Selected passage:
*****

Revision 93414 of Pythonic Modules

Revision slug: CommonJS/Modules/Pythonic_Modules
Revision title: Pythonic Modules
Revision id: 93414
Created: Feb 2, 2009, 10:32:44 PM
Creator: Chris
Is current revision? No
Comment 1 words added, 1 words removed

Revision Content

This proposal describes a module system similar to the one implemented in Helma NG. I call it Pythonic Modules because it is heavily inspired by the way modules are implemented in Python. It provides protection against name collisions by isolating module scopes, while being reasonably easy to implement in a server or standalone JavaScript runtime.

I have written about this in other places, but I try to rephrase its essential properties here in a more general way. I will for the purpose of this proposal refer to a generic JavaScript runtime that implements the pythonic module system. Note that while our JavaScript runtime uses the file system to store and access its modules, this is no requirement of this proposal.

Scripts are modules

For our JavaScript runtime, every script represents a module. This is true for all scripts, regardless of whether they are part of a core library or a user-written application. There is nothing special a script must contain in order to make it a module.

Module names

Modules are managed by the JavaScript runtime by looking for files within one or more directories which we call module directories. A module name translates to a file name by adding the .js extension to it. Thus, when our JavaScript runtime tries to load a module named A, it will look for a file called A.js in its module directories. Modules that live in subdirectories of a module directory are accessed using a dotted module name where each element in the module name corresponds ot an element in the file path. For example, a module named A.B.C will cause our JavaScript runtime to search its module directories for a file called A/B/C.js.

*****

Extracted records:
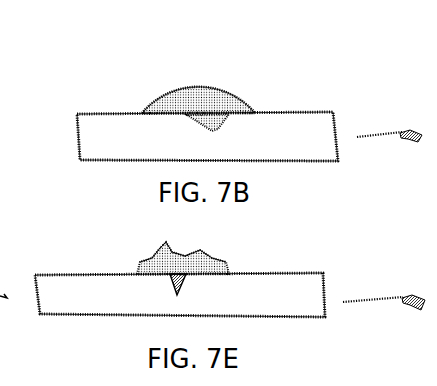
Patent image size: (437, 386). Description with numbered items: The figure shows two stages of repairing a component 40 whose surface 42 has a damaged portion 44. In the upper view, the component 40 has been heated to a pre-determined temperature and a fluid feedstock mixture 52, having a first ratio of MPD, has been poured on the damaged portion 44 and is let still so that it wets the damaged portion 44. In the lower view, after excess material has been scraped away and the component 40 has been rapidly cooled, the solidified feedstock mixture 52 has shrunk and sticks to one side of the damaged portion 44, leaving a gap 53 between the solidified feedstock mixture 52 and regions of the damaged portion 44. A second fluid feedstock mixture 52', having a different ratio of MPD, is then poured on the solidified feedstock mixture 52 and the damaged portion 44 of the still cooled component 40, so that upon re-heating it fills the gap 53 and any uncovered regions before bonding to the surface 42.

In FIG. 7B, the component 40 is at (221, 103).
In FIG. 7B, the surface 42 is at (323, 110).
In FIG. 7B, the damaged portion 44 is at (178, 130).
In FIG. 7B, the feedstock mixture 52 is at (228, 66).
In FIG. 7E, the feedstock mixture 52 is at (163, 258).
In FIG. 7E, the feedstock mixture 52' is at (211, 236).
In FIG. 7E, the gap 53 is at (185, 278).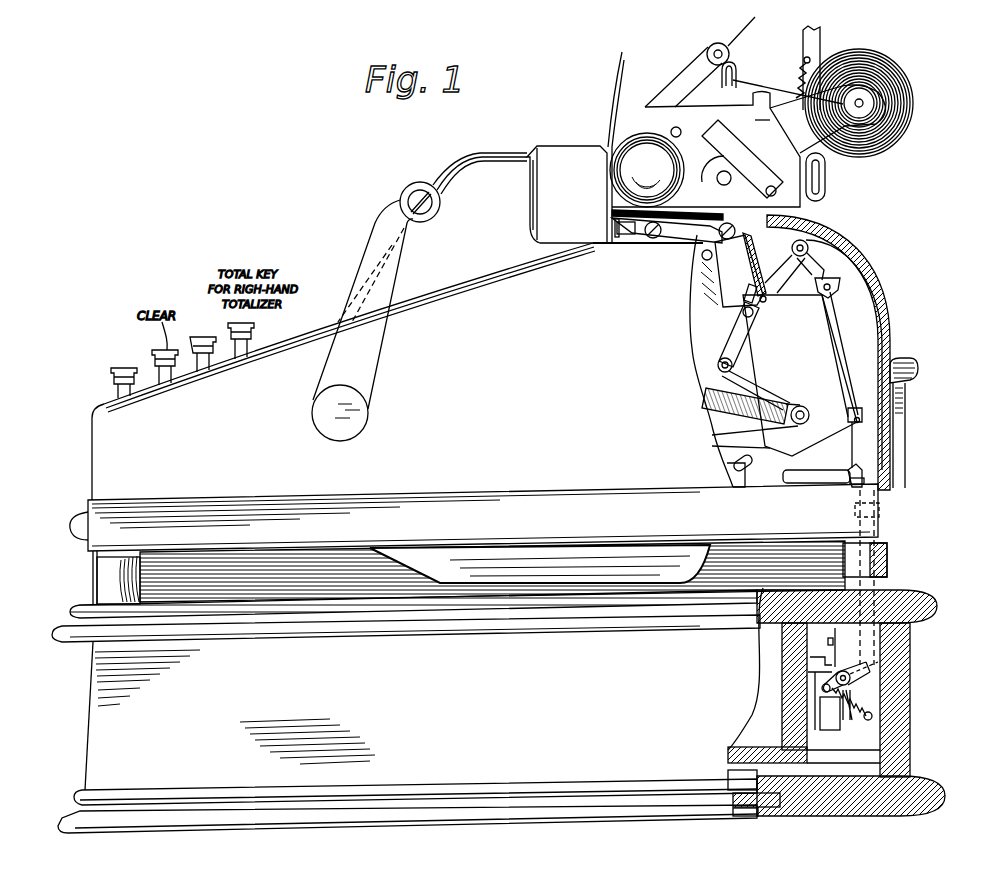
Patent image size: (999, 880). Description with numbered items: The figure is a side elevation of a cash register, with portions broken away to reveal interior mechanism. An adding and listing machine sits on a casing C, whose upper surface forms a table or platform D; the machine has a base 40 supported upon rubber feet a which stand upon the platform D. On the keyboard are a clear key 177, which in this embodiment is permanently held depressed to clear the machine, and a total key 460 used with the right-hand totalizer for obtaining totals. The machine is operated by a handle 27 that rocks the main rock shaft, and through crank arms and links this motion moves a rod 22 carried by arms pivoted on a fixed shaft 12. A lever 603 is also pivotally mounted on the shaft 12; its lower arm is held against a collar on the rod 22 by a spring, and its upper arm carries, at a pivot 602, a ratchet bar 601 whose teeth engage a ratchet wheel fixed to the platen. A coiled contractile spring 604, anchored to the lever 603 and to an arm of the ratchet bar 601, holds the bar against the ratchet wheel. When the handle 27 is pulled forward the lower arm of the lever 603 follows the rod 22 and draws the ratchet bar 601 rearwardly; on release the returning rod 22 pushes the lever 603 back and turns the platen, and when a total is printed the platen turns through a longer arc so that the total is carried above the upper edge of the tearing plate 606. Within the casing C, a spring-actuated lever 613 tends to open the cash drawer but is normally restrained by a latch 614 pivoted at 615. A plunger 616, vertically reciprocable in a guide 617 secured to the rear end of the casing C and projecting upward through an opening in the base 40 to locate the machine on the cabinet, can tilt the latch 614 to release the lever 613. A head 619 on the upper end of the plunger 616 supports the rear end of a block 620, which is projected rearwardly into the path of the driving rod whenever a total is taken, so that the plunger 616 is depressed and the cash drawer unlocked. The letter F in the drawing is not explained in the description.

The tearing plate 606 is at (608, 142).
The handle 27 is at (387, 222).
The clear key 177 is at (152, 362).
The total key 460 is at (250, 323).
The ratchet bar 601 is at (690, 224).
The pivot 602 is at (706, 244).
The lever 603 is at (733, 283).
The fixed shaft 12 is at (745, 309).
The coiled contractile spring 604 is at (757, 243).
The rod 22 is at (805, 416).
The block 620 is at (735, 458).
The head 619 is at (867, 482).
The guide 617 is at (897, 590).
The plunger 616 is at (873, 642).
The pivot 615 is at (850, 678).
The latch 614 is at (840, 673).
The spring-actuated lever 613 is at (833, 710).
The base 40 is at (474, 517).
The rubber feet a is at (105, 578).
The platform D is at (358, 600).
The casing C is at (910, 668).
The frame F is at (790, 710).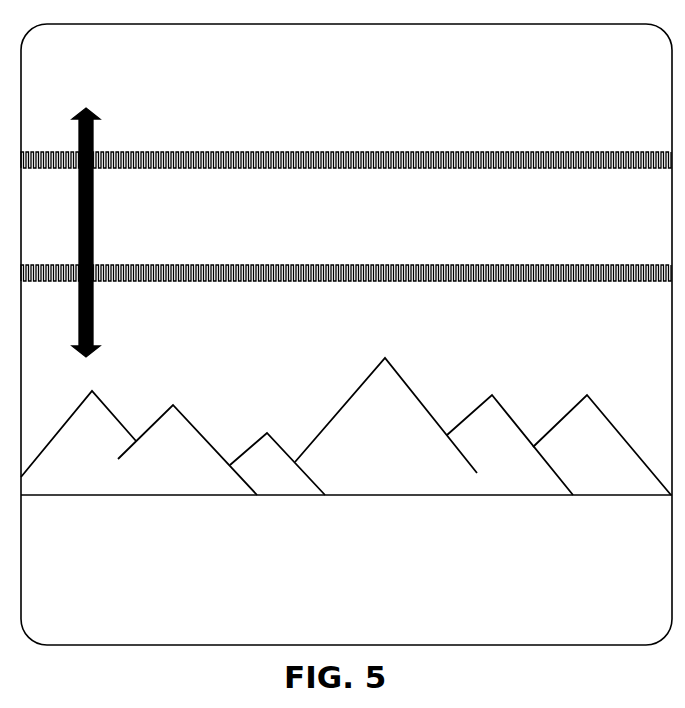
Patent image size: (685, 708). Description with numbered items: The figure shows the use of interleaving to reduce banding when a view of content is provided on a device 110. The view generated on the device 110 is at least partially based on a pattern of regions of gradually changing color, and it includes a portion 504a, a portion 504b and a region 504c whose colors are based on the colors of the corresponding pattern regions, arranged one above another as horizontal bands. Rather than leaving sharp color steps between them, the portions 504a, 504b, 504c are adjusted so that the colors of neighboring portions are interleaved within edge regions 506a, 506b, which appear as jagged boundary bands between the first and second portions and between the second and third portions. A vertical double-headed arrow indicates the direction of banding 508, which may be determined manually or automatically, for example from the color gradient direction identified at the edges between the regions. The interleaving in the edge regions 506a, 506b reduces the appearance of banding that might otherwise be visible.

The device 110 is at (116, 64).
The portion 504a is at (387, 127).
The portion 504b is at (387, 232).
The region 504c is at (386, 337).
The edge region 506a is at (627, 154).
The edge region 506b is at (632, 266).
The direction of banding 508 is at (93, 140).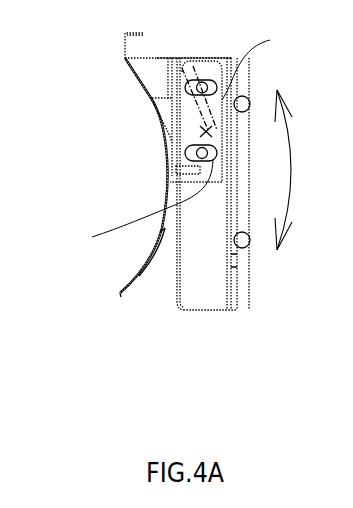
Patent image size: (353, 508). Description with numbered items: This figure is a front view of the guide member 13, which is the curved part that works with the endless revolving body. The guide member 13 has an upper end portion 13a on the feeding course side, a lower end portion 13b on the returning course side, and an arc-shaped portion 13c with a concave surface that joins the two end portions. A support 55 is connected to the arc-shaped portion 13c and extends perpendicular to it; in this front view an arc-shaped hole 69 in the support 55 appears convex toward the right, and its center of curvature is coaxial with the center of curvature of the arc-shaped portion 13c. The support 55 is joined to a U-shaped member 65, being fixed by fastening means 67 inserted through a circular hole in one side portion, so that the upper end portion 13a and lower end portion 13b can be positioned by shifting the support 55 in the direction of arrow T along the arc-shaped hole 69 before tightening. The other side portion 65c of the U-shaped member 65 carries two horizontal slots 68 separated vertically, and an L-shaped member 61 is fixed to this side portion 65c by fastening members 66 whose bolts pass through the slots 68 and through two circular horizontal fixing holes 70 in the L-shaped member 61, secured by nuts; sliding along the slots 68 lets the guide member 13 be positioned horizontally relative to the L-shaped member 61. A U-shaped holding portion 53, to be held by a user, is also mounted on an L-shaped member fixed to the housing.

The guide member 13 is at (130, 175).
The upper end portion 13a is at (125, 33).
The lower end portion 13b is at (128, 284).
The arc-shaped portion 13c is at (168, 182).
The U-shaped holding portion 53 is at (245, 248).
The support 55 is at (158, 58).
The L-shaped member 61 is at (205, 295).
The U-shaped member 65 is at (99, 297).
The side portion 65c is at (160, 232).
The fastening members 66 is at (180, 139).
The fastening means 67 is at (234, 118).
The horizontal slots 68 is at (186, 88).
The arc-shaped hole 69 is at (186, 68).
The horizontal fixing holes 70 is at (352, 196).
The arrow T is at (289, 170).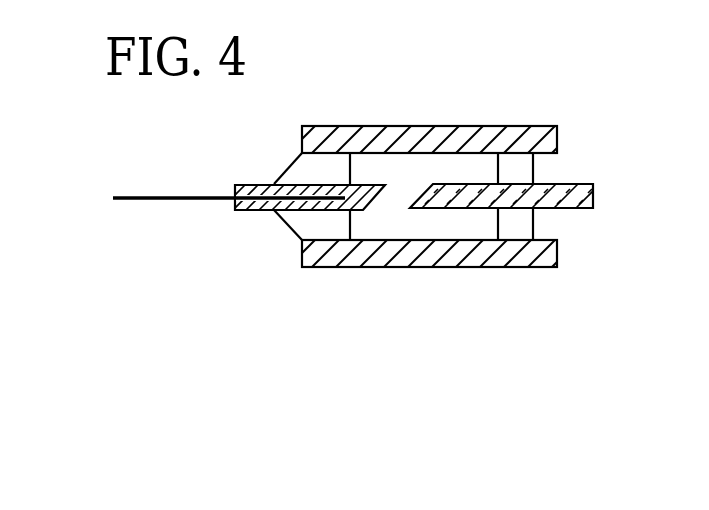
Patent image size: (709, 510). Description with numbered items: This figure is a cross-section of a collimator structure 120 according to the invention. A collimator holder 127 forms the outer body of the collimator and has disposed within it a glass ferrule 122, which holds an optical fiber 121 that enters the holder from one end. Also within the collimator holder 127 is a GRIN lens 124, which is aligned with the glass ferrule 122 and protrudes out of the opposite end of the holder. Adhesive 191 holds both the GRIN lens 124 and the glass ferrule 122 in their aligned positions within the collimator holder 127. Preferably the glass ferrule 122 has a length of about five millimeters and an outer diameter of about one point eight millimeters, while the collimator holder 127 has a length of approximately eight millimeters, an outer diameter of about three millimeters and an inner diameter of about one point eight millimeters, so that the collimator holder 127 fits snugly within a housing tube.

The collimator structure 120 is at (646, 60).
The optical fiber 121 is at (132, 199).
The glass ferrule 122 is at (238, 185).
The GRIN lens 124 is at (593, 192).
The collimator holder 127 is at (453, 126).
The adhesive 191 is at (297, 163).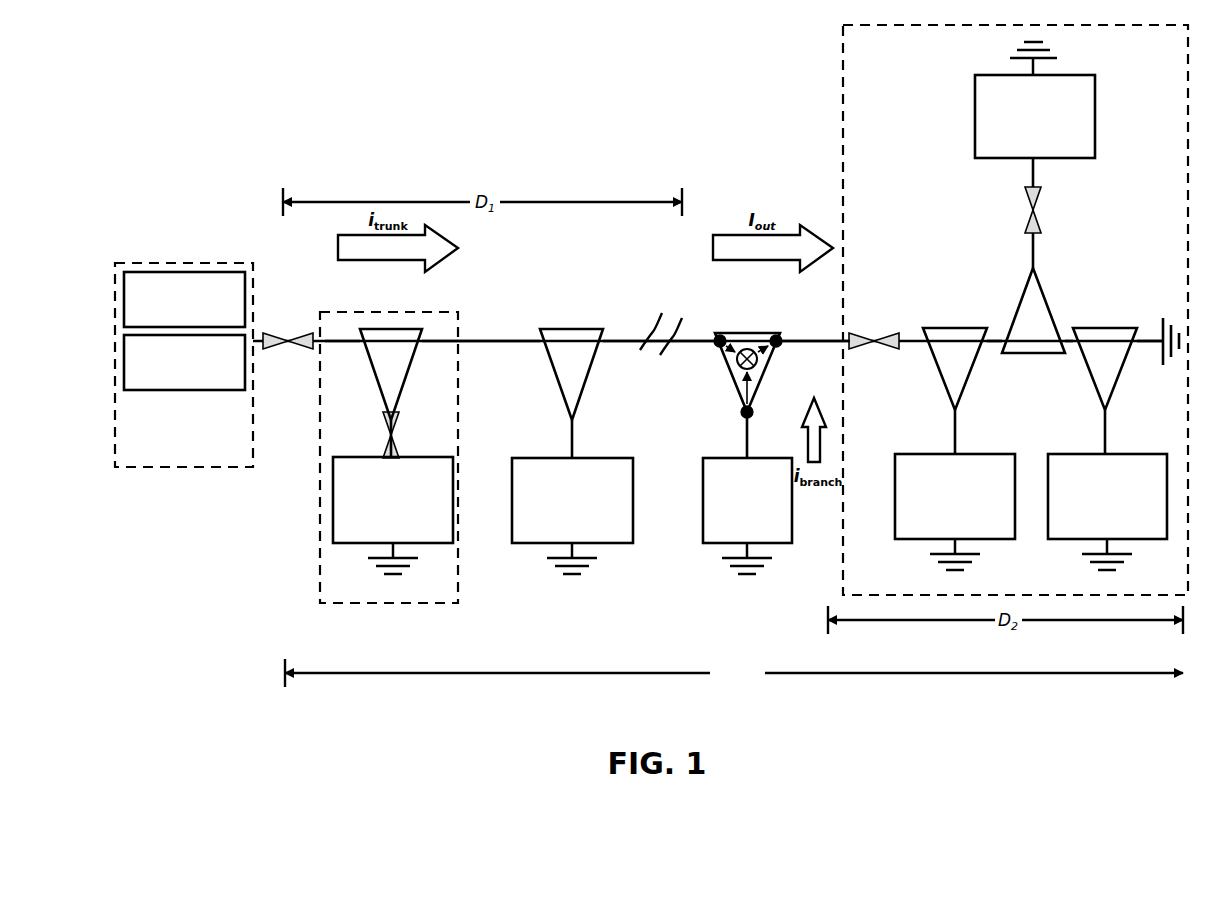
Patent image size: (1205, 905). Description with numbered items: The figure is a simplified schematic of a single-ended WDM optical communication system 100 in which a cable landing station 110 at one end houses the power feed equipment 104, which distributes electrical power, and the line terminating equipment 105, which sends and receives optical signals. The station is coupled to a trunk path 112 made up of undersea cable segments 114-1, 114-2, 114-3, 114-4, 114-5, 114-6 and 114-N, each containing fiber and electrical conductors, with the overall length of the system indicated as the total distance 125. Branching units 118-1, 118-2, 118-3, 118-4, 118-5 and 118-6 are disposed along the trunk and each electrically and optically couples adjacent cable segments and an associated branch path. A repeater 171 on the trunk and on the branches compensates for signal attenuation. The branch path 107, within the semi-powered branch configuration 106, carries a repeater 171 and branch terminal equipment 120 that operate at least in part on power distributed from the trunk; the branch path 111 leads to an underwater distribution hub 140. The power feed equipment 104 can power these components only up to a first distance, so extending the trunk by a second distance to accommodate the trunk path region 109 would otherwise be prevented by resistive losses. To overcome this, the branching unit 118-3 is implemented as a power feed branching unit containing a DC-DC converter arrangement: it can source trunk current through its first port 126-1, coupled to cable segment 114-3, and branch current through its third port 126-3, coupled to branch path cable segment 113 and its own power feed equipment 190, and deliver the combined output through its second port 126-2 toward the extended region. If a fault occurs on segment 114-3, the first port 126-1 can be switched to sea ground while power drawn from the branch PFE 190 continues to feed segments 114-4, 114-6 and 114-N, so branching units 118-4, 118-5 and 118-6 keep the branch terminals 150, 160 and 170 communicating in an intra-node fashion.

The optical communication system 100 is at (276, 165).
The power feed equipment 104 is at (184, 299).
The line terminating equipment 105 is at (184, 362).
The cable landing station 110 is at (184, 365).
The repeater 171 is at (292, 333).
The branch configuration 106 is at (344, 320).
The branch path 107 is at (382, 424).
The trunk path region 109 is at (843, 120).
The branch path 111 is at (562, 430).
The trunk path 112 is at (650, 350).
The branch path cable segment 113 is at (740, 446).
The undersea cable segment 114-1 is at (346, 337).
The undersea cable segment 114-2 is at (490, 337).
The undersea cable segment 114-3 is at (622, 337).
The undersea cable segment 114-4 is at (816, 337).
The undersea cable segment 114-5 is at (994, 337).
The undersea cable segment 114-6 is at (1068, 337).
The undersea cable segment 114-N is at (1150, 337).
The branching unit 118-1 is at (396, 327).
The branching unit 118-2 is at (568, 327).
The power feed branching unit 118-3 is at (760, 330).
The branching unit 118-4 is at (942, 373).
The branching unit 118-5 is at (1020, 300).
The branching unit 118-6 is at (1092, 373).
The branch terminal equipment 120 is at (393, 515).
The total distance 125 is at (286, 678).
The first port 126-1 is at (718, 351).
The second port 126-2 is at (780, 352).
The third port 126-3 is at (758, 418).
The underwater distribution hub 140 is at (572, 516).
The branch terminal 150 is at (955, 490).
The branch terminal 160 is at (1035, 155).
The branch terminal 170 is at (1107, 490).
The power feed equipment 190 is at (747, 516).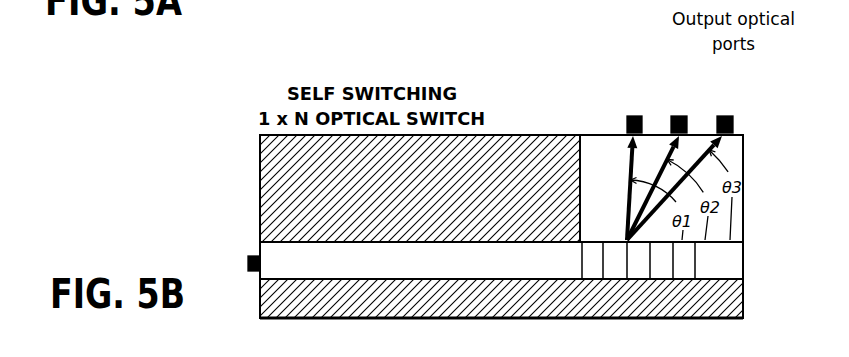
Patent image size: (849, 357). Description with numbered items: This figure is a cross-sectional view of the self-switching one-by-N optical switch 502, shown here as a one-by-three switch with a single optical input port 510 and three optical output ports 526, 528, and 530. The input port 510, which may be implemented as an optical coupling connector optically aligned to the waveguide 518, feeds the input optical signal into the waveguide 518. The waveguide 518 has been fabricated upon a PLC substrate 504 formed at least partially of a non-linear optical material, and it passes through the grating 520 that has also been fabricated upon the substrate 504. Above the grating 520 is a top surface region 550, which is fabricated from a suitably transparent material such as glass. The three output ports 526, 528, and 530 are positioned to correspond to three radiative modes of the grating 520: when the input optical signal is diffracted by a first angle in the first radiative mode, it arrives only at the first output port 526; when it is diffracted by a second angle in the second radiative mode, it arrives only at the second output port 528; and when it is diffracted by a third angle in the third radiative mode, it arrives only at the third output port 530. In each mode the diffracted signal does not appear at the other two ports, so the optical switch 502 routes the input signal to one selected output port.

The 1×N optical switch 502 is at (797, 183).
The PLC substrate 504 is at (263, 183).
The optical input port 510 is at (245, 263).
The waveguide 518 is at (467, 257).
The grating 520 is at (592, 283).
The first output port 526 is at (634, 114).
The second output port 528 is at (680, 114).
The third output port 530 is at (725, 114).
The top surface region 550 is at (588, 178).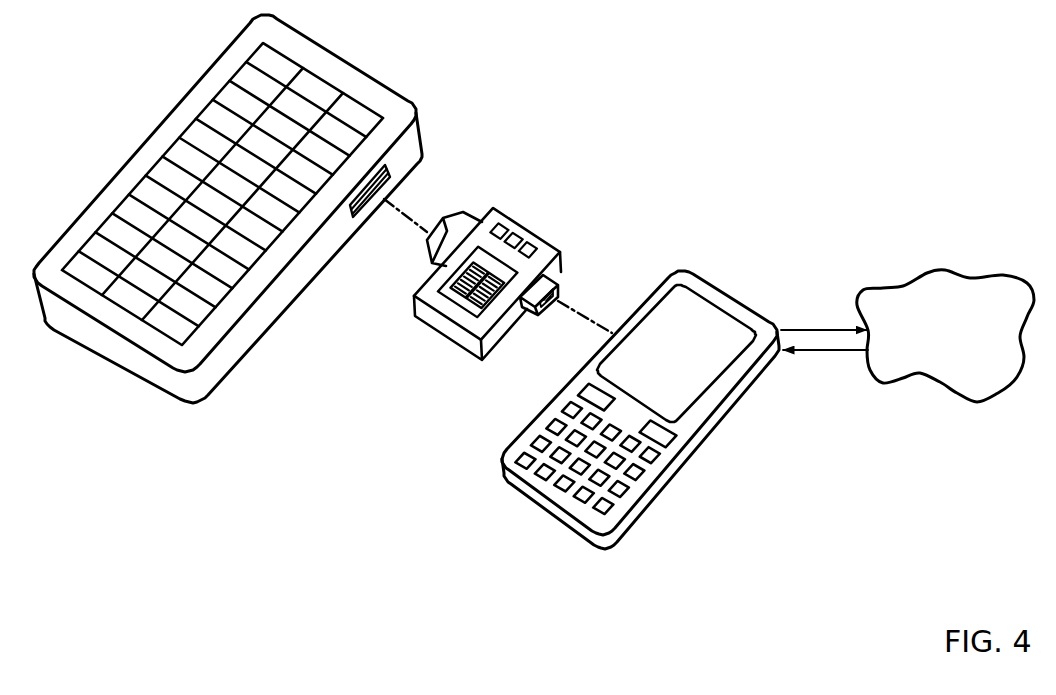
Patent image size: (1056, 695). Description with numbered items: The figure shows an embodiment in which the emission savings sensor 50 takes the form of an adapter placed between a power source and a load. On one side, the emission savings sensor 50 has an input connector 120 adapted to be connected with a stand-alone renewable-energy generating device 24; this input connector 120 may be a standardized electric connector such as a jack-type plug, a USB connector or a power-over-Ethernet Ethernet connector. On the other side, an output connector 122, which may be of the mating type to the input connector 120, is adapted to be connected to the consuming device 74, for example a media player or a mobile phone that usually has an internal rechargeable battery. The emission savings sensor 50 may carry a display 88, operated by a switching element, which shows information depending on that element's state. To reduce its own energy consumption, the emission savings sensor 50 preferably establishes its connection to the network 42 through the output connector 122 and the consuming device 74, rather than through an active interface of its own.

The stand-alone renewable-energy generating device 24 is at (399, 73).
The emission savings sensor 50 is at (535, 216).
The display 88 is at (470, 240).
The input connector 120 is at (477, 207).
The output connector 122 is at (570, 276).
The consuming device 74 is at (747, 286).
The network 42 is at (958, 339).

*****

Brief: Copy from the Pythonic Modules proposal above, beginning at the words "Modules are managed" and stopping after "file called A/B/C.js.".

Solved problem:
Modules are managed by the JavaScript runtime by looking for files within one or more directories which we call module directories. A module name translates to a file name by adding the .js extension to it. Thus, when our JavaScript runtime tries to load a module named A, it will look for a file called A.js in its module directories. Modules that live in subdirectories of a module directory are accessed using a dotted module name where each element in the module name corresponds ot an element in the file path. For example, a module named A.B.C will cause our JavaScript runtime to search its module directories for a file called A/B/C.js.